- **Reading text**:
··········
The 2008 run of spring chinook was expected to be one of the best in years--maybe the third-largest since Bonneville Dam's completion in 1938. But it ended up about 33-percent shy of the preseason estimate of 269,000 fish.
And so far this year, with commercial (4,500) and recreational catches (16,000) added in, only about 127,000 fish have shown up. With more than two more weeks of counting to go, there are still more than 1,000 springers passing Bonneville Dam every day.
Earlier this month, Washington and Oregon harvest managers, decided to hold off the May 16 opening of the recreational steelhead fishery in the Columbia below the I-205 bridge, since allotted impacts to ESA-listed spring chinook may have already been reached in earlier fisheries this year. It's still not open.
"For the second straight year, returns of upriver spring chinook have fallen short of expectations," said Cindy LeFleur, WDFW Columbia River policy coordinator. "It's disappointing that we have to delay the steelhead fishery, but we need to do everything we can to conserve wild chinook salmon still in the river."
The steelhead closure could extend as late as June 16, unless returns of upriver spring chinook begin to pick up. The closure will not affect the shad fishery, which opened downstream from Bonneville Dam on May 16 as scheduled.
Managers said if the spring run ends up around 164,000 chinook, non-Indian fisheries already conducted will have almost reached the legal impact level of 1.9 percent to ESA-listed springers.
The bad news is if the run size comes in below that, it means the fisheries have overshot their allotments. A sliding scale used by harvest managers called for a 2.2-percent impact from non-Indian fishers when the run is close to 300,000.
An upriver recreational fishery at Ringold Hatchery near Pasco was also slated to be closed May 18, but no changes to the Snake River recreational fishery were proposed.
Gillnetters in the lower river were still able to do some harvesting in select areas where they target fish returning to netpens. Since it is out of the mainstem path of ESA-listed chinook, impacts on them are negligible.
Spokesmen for commercial and recreational fishers also used the May 14 harvest forum to trade barbs. Gillnetters said their spring fishery has stayed within legal ESA impact levels, while, sporties have likely gone over.
Sport fishing was closed to spring chinook below Bonneville on April 23 and above it on May 1.
Since both fisheries keep only marked hatchery fish, they have a marginal effect on wild fish that are protected under the ESA. Hatchery fish make up about 85 percent of the normal spring run, but nothing about the spring chinook seems very normal these days.
Meanwhile, up on the lower Snake where many of the springers are heading, more than 20,000 jacks and 39,000 adults have been counted at Ice Harbor Dam. The late run is within a few hundred adults of last year's number at this time. When all is said and done, it's likely to beat last year's spring count and turn out to be the best return since 2004, but it's a far cry from more than 150,000 by this time in 2001.
··········
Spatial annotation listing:
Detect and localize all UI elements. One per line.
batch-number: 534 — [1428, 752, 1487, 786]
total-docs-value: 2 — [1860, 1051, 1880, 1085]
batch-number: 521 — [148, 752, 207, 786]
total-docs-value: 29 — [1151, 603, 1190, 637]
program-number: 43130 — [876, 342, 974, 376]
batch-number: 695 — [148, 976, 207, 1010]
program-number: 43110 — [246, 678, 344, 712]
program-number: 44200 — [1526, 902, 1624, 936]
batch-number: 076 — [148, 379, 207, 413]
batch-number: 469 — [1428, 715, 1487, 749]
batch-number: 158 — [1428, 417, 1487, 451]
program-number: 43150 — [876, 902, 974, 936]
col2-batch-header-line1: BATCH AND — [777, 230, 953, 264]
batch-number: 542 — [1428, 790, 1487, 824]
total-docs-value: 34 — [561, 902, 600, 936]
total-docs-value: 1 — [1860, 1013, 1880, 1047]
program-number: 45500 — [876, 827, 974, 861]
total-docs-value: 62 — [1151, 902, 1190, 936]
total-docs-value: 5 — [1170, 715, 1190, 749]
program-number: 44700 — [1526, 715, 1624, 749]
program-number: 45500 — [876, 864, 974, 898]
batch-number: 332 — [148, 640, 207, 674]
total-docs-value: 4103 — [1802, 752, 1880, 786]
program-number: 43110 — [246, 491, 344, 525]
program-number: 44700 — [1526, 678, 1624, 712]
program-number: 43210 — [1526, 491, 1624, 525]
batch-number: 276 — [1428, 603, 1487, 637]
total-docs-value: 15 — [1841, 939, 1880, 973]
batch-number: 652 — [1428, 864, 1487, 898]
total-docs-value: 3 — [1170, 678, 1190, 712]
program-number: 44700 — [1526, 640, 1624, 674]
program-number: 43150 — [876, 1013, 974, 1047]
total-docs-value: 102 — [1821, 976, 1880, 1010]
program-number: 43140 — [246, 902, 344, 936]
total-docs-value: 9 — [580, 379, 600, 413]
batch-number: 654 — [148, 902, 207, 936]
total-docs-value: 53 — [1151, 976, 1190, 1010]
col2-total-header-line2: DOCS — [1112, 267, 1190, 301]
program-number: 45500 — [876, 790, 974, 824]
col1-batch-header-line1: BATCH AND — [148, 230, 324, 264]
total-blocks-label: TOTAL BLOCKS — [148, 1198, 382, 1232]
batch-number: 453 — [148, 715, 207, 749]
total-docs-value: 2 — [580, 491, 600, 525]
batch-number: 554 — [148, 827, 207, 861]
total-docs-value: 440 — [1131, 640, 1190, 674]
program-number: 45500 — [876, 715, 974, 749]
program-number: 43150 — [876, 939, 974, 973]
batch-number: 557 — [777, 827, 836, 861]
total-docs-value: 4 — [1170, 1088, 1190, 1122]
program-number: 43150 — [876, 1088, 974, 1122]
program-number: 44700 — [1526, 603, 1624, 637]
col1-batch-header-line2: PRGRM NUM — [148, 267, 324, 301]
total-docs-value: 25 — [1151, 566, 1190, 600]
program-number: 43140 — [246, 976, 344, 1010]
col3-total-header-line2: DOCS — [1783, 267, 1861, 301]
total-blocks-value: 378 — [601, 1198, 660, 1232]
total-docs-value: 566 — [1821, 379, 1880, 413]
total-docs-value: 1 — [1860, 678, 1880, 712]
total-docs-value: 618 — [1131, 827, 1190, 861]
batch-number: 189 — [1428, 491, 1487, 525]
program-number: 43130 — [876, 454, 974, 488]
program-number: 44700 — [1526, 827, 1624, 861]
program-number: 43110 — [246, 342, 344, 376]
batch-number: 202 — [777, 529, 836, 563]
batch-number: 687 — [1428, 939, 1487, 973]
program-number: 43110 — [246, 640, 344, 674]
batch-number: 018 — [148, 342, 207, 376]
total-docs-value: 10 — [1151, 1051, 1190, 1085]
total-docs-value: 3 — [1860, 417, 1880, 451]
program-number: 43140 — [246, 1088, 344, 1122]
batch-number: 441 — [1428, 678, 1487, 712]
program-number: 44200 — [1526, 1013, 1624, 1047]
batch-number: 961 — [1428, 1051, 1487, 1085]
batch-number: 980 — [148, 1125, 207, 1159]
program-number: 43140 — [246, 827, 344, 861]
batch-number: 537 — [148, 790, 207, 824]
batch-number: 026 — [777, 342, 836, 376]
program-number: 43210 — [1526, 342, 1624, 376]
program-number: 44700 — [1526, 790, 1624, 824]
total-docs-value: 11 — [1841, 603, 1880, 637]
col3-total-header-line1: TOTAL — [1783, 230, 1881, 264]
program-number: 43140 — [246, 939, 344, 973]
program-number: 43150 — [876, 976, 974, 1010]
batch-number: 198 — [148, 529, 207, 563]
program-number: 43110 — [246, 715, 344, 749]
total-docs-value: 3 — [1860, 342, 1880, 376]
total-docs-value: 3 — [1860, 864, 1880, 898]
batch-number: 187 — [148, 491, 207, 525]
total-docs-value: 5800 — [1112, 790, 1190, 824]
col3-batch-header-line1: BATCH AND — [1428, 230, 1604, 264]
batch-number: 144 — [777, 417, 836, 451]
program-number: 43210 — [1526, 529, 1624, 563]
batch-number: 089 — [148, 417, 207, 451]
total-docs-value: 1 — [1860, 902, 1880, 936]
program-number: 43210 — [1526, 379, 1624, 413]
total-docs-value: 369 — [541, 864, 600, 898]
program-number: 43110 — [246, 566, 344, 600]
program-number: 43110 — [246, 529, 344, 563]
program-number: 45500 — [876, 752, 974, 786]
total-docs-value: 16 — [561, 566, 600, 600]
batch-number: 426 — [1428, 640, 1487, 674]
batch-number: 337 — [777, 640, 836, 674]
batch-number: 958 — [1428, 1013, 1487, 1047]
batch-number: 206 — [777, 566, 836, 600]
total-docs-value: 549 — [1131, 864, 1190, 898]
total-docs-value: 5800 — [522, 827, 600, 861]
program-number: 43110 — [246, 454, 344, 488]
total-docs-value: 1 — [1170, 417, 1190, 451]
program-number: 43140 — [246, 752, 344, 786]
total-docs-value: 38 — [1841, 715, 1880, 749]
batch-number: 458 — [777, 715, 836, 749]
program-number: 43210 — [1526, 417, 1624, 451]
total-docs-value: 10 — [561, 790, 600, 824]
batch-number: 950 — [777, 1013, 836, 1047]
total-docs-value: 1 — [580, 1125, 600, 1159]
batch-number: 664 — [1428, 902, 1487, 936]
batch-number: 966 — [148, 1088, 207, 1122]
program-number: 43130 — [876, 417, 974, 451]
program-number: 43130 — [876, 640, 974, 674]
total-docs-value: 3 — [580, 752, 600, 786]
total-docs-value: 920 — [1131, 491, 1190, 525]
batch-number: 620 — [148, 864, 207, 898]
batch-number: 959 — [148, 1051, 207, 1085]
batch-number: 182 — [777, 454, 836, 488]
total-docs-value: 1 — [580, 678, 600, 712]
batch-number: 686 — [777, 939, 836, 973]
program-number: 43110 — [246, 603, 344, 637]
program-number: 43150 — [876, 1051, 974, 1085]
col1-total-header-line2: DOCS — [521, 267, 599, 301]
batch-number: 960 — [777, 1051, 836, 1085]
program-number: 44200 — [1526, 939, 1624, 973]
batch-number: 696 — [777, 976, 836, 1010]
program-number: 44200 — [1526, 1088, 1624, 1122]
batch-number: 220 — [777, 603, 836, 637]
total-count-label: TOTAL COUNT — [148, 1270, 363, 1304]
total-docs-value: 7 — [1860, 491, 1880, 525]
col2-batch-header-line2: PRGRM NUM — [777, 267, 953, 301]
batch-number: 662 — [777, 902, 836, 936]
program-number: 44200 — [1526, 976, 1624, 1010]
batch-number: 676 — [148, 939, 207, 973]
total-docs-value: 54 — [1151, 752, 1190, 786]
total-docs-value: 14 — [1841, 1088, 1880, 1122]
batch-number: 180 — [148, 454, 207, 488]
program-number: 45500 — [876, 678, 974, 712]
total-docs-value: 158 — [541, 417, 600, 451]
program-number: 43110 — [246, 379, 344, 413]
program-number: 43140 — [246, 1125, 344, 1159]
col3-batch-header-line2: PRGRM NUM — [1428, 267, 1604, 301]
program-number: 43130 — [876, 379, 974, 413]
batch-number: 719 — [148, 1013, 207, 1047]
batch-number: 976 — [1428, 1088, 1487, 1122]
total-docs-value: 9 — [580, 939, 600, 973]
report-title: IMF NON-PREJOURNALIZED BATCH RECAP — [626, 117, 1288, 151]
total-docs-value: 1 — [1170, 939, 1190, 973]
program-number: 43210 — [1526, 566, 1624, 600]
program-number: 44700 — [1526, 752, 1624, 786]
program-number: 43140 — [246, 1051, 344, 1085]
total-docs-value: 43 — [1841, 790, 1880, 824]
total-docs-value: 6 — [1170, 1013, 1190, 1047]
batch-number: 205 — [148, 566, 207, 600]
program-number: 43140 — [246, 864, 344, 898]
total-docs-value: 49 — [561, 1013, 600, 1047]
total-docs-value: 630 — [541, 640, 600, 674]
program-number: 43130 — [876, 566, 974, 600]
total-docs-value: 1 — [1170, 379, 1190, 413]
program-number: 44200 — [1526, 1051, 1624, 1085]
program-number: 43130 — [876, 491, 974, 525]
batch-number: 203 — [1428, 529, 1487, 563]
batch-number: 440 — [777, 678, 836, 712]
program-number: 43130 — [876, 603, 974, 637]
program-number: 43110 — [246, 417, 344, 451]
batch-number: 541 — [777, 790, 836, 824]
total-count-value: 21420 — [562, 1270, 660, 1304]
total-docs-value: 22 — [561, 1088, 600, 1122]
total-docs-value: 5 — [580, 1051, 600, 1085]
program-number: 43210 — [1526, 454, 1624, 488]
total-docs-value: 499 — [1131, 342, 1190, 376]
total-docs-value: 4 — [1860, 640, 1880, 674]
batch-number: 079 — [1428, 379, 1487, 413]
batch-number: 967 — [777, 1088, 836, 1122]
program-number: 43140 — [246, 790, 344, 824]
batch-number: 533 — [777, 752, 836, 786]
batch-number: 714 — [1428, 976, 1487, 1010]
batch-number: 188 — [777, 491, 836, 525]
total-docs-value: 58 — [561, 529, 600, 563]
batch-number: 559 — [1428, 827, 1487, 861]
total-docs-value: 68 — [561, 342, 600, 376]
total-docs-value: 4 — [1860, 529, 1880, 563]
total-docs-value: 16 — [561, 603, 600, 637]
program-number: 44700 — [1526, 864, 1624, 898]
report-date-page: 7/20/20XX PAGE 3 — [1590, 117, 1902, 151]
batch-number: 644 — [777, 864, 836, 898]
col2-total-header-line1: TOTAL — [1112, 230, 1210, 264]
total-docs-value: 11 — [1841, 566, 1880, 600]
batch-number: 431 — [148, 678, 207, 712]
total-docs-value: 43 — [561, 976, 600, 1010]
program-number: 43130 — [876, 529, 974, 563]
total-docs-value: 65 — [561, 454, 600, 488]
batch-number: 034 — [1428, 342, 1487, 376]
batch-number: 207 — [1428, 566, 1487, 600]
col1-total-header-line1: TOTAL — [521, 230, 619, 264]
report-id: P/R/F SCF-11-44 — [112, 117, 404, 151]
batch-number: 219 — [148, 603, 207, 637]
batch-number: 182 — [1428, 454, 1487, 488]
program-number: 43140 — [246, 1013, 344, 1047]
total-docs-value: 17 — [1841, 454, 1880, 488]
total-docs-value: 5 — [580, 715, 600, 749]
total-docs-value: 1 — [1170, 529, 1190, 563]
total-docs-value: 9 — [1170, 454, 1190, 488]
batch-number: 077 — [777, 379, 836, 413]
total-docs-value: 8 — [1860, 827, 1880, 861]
··········
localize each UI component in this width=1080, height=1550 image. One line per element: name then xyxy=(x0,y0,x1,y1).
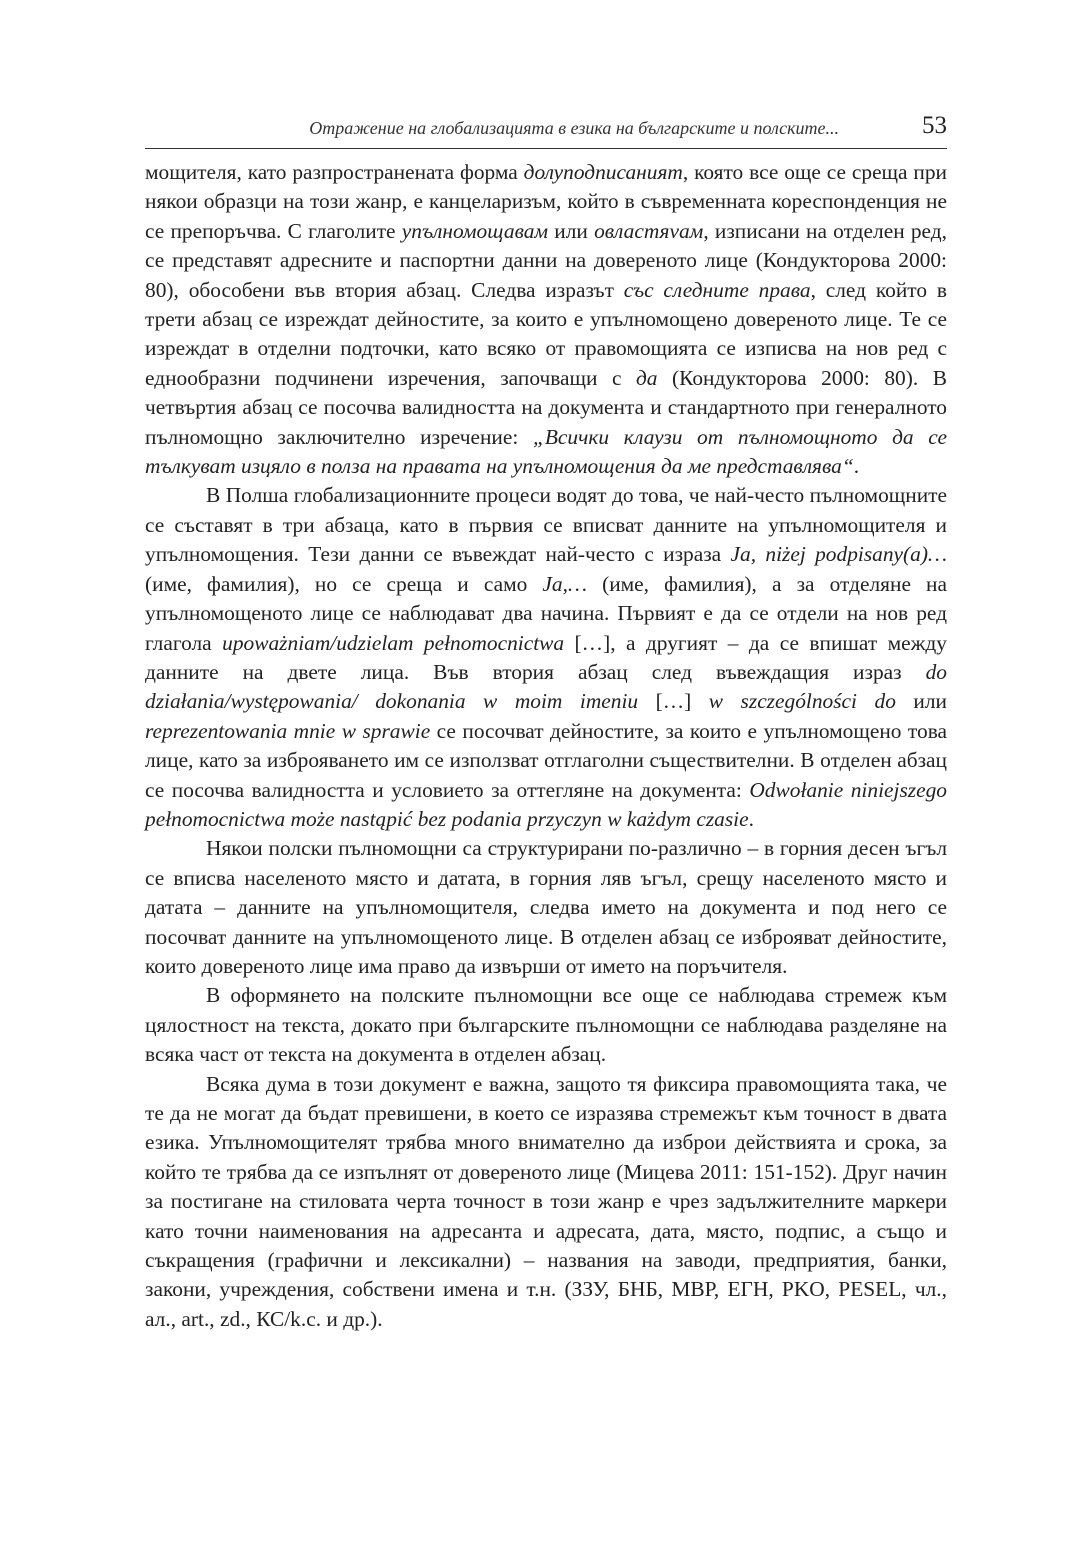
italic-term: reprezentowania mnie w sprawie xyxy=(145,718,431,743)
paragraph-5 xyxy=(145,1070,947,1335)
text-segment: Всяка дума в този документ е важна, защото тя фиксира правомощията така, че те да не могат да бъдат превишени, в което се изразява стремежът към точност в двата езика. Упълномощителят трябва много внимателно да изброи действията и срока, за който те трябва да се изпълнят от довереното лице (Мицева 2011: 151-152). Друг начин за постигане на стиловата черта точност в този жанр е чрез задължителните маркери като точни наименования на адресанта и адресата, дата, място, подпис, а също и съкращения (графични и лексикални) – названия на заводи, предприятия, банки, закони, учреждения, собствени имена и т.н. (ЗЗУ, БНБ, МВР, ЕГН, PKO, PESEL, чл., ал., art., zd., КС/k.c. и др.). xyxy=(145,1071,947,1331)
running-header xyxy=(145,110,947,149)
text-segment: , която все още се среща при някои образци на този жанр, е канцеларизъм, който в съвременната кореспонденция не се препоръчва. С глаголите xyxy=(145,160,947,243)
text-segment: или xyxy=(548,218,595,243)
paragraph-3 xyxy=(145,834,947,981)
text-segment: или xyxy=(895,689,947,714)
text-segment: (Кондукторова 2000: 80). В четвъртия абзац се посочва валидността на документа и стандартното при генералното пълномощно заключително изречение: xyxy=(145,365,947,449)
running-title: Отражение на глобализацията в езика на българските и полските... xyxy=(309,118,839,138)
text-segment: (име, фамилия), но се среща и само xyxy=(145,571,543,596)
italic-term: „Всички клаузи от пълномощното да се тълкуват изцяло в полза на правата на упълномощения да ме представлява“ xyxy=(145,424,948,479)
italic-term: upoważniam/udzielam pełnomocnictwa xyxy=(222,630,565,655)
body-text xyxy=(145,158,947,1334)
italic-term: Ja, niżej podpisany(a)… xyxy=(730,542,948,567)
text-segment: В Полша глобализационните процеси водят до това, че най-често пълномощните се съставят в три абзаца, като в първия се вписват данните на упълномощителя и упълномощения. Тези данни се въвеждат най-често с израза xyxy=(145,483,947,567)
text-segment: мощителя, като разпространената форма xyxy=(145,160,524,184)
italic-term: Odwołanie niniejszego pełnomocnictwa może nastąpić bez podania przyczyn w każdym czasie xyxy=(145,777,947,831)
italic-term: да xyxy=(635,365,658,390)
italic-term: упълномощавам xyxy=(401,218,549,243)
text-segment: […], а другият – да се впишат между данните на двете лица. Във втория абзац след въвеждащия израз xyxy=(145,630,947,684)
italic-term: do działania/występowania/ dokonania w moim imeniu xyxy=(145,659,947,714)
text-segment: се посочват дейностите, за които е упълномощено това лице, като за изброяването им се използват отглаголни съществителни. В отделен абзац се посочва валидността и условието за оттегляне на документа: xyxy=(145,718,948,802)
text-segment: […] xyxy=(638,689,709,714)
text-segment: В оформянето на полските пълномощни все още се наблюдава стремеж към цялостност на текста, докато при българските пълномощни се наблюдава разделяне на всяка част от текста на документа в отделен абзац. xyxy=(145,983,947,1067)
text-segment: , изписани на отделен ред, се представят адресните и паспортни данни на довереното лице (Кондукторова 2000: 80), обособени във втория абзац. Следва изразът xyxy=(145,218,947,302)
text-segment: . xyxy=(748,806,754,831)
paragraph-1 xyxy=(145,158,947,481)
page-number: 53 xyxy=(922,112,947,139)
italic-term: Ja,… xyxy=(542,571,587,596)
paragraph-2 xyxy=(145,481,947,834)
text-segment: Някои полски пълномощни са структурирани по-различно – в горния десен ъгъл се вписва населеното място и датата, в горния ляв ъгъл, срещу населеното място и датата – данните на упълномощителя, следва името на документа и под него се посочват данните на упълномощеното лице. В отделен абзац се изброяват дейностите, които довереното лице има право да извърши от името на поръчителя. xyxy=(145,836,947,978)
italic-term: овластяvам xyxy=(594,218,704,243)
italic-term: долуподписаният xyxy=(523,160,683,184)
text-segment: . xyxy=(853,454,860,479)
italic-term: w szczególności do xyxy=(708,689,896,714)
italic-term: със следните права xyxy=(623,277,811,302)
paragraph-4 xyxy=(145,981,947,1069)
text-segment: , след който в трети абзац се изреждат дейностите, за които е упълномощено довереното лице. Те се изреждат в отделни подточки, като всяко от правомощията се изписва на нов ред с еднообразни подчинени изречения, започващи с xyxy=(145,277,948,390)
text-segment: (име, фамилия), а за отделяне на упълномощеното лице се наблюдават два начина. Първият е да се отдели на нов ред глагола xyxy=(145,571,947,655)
··········
- **Work instructions**:
1. Answer these questions using the spring chinook text:
(a) What was the preseason estimate for the 2008 spring chinook run?
(b) On what date did the shad fishery open downstream from Bonneville Dam?
(c) How many adults have been counted at Ice Harbor Dam?
2. Reproduce word for word the part of the spring chinook text starting with "Gillnetters in the" and going on through "likely gone over.".
3. In one to three sentences, state why the spring chinook text says Washington and Oregon harvest managers held off the May 16 opening of the recreational steelhead fishery below the I-205 bridge.

- **Results of the exercise**:
1.
(a) 269,000 fish
(b) May 16
(c) More than 39,000 adults

2.
Gillnetters in the lower river were still able to do some harvesting in select areas where they target fish returning to netpens. Since it is out of the mainstem path of ESA-listed chinook, impacts on them are negligible.
Spokesmen for commercial and recreational fishers also used the May 14 harvest forum to trade barbs. Gillnetters said their spring fishery has stayed within legal ESA impact levels, while, sporties have likely gone over.

3. Managers held off the opening because the allotted impacts to ESA-listed spring chinook may already have been reached in earlier fisheries that year. Cindy LeFleur adds that they needed to do everything they could to conserve the wild chinook salmon still in the river.